◆ TEKST ŹRÓDŁOWY ◆
+-------+

Przyjaźń, która trwa tylko do śmierci nie jest godna, by nazywać ją przyjaźnią. [święty Ambroży]

30 komentarzy:

  1. a ja się cieszę, że możemy się przyjaźnić blogowo, Arteńko:)
    nie nadużywam tu znaczenia słowa "przyjaźń", bo uważam, ze w tym blogowym świecie poprzez pokrewieństwo dusz i wzajemną życzliwość oraz szacunek można się tak czuć :)
    buziaki:**
    a przypowieść o tej przyjaźni bardzo mnie wzruszyła

    OdpowiedzUsuń
    Odpowiedzi
    1. Pięknie napisałaś o pokrewieństwie dusz i wzajemnym szacunku. Przypowieść jest bardzo wzruszająca

      Usuń
  2. Piękne cytaty, takie prawdziwe, życiowe. Chociaż myślę, że przyjaźń to coś,co ciężko ubrać w słowa :)

    OdpowiedzUsuń
    Odpowiedzi
    1. Według mnie nie należy ubierać jej w słowa :-)

      Usuń
  3. ja tez nigdy nie mowilabym , nie pytalabym...moze dlatego, ze przyjazn, wedlug mnie, to cos, co rosnie z czasem, a nie cos, jest tworzone nagle....

+-------+

◆ ZADANIA DO WYKONANIA ◆
- 1) Komu tekst źródłowy przypisuje słowa o przyjaźni, która trwa tylko do śmierci?
- 2) Przytocz ponownie fragment tekstu źródłowego, zaczynając od „1. a ja się” i ciągnąc aż do „tak czuć :)”, zamieniając w nim „życzliwość” na „serdeczność”.

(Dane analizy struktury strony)
+-------+

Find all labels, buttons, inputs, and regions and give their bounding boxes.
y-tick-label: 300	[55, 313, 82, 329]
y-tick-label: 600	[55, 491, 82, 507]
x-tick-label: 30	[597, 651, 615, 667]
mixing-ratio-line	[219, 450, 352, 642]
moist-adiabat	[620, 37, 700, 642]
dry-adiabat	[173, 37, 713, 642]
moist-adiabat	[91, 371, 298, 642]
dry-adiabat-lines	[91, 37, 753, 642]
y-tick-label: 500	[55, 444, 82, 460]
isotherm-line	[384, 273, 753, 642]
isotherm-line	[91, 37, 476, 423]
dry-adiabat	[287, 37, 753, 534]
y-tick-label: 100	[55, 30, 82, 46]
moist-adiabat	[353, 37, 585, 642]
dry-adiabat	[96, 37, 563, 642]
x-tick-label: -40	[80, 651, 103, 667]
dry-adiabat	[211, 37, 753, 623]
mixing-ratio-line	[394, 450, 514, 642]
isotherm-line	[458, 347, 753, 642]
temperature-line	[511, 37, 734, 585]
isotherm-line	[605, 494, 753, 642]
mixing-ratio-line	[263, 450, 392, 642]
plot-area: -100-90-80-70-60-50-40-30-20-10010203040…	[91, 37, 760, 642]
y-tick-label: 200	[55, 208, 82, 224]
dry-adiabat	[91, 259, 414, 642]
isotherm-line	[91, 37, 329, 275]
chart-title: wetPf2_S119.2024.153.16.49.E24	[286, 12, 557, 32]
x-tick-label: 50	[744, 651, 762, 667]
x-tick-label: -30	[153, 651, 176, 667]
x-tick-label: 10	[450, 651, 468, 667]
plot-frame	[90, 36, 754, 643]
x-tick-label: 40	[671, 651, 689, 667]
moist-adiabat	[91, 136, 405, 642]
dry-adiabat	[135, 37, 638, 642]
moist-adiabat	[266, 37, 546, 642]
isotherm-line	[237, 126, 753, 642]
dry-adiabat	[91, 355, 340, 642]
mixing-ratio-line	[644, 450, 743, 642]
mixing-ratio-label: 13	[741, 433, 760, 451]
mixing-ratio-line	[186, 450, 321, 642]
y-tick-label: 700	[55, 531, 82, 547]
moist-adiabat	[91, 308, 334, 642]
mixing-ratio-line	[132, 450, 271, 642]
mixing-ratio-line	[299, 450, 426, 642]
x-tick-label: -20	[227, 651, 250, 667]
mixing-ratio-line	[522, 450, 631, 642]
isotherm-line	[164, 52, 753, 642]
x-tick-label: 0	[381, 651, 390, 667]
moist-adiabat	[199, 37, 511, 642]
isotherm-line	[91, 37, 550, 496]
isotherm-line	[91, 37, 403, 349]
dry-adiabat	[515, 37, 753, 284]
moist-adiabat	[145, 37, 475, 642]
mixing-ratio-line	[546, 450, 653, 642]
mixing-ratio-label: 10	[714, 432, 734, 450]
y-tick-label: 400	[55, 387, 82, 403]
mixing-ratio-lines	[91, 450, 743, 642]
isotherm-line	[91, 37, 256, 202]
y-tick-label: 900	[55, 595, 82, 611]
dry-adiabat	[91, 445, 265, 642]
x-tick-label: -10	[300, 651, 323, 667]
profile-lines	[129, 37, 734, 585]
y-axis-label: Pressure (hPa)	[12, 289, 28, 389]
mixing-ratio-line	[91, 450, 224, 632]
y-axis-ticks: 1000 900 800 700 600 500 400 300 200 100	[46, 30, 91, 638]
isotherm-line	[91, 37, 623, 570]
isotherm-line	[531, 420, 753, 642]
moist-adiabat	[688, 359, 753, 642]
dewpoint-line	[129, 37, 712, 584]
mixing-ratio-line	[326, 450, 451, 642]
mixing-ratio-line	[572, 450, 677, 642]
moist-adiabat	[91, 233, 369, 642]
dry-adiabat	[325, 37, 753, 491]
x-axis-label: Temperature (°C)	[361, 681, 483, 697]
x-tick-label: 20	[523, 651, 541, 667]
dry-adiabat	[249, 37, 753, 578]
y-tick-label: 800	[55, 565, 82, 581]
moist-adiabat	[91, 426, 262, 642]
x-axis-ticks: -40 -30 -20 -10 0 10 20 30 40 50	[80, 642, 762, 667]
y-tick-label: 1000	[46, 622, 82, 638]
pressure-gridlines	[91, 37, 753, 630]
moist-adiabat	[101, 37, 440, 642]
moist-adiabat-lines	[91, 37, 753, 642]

+-------+

◆ ODPOWIEDZI DO ZADAŃ ◆
- 1) Świętemu Ambrożemu.

- 2)
1. a ja się cieszę, że możemy się przyjaźnić blogowo, Arteńko:)
    nie nadużywam tu znaczenia słowa "przyjaźń", bo uważam, ze w tym blogowym świecie poprzez pokrewieństwo dusz i wzajemną serdeczność oraz szacunek można się tak czuć :)